:: SET EXERCISE ::
Find the word "kostet" in the listing; pull out each line holding it.

Stored records:
□ □ □ □

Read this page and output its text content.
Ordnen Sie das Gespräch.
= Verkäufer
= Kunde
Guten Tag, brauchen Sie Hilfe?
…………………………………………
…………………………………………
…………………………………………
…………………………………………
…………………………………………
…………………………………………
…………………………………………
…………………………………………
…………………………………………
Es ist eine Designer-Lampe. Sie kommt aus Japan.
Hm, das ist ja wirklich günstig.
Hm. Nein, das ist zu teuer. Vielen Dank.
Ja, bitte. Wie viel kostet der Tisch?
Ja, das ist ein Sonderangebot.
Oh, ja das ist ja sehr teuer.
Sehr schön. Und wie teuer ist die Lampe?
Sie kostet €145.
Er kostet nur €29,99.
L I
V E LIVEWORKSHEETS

□ □ □ □

:: TASK OUTPUT ::
Ja, bitte. Wie viel kostet der Tisch?
Sie kostet €145.
Er kostet nur €29,99.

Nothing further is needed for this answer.